Direction: Copy whichever lines contain the string "showing".

Task input:
· · · · · · ·

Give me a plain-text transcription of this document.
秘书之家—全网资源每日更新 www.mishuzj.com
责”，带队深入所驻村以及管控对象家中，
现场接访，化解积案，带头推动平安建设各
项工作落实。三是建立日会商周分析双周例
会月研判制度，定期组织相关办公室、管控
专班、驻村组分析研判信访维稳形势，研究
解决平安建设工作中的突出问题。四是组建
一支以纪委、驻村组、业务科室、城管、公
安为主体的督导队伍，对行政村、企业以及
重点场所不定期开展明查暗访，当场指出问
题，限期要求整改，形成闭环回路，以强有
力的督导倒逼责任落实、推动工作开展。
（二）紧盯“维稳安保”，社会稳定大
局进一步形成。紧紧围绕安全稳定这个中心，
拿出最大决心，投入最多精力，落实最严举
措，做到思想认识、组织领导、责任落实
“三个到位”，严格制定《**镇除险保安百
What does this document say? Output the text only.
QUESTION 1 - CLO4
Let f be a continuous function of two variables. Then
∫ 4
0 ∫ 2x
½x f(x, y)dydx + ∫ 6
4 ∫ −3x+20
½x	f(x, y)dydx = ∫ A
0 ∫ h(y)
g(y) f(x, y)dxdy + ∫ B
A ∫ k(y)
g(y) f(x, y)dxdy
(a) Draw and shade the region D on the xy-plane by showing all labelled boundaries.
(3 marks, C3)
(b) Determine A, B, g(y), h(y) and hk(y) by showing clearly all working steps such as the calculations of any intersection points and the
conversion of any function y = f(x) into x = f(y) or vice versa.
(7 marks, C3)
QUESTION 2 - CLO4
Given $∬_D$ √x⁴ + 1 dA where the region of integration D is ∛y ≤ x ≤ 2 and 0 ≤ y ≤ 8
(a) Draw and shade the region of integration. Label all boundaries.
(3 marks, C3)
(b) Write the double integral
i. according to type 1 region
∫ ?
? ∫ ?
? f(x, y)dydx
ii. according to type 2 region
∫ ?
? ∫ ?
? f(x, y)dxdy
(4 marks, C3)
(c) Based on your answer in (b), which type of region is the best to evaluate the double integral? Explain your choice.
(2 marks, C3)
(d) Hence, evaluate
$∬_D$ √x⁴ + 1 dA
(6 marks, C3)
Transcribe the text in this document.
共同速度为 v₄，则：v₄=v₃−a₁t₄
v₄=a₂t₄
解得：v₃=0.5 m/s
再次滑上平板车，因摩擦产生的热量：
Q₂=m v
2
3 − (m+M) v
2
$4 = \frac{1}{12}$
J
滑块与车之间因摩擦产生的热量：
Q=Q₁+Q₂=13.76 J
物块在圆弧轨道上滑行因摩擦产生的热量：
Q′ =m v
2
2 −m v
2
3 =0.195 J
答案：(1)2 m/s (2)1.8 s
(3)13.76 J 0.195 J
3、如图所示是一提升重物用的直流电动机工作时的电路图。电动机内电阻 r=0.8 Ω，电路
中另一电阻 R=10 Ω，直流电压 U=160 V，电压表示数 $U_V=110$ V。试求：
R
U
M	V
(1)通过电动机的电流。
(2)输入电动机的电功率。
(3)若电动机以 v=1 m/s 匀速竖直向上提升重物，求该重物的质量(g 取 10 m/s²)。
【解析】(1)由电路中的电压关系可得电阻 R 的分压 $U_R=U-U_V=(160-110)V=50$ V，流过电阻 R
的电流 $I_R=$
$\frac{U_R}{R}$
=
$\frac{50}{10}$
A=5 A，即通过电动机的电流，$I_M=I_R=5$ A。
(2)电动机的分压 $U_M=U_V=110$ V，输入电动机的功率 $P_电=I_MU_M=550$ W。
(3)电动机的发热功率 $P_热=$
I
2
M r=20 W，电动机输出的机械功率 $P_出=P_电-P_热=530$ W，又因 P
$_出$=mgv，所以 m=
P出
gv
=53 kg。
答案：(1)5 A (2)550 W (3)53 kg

· · · · · · ·

Reply to the task:
(a) Draw and shade the region D on the xy-plane by showing all labelled boundaries.
(b) Determine A, B, g(y), h(y) and hk(y) by showing clearly all working steps such as the calculations of any intersection points and the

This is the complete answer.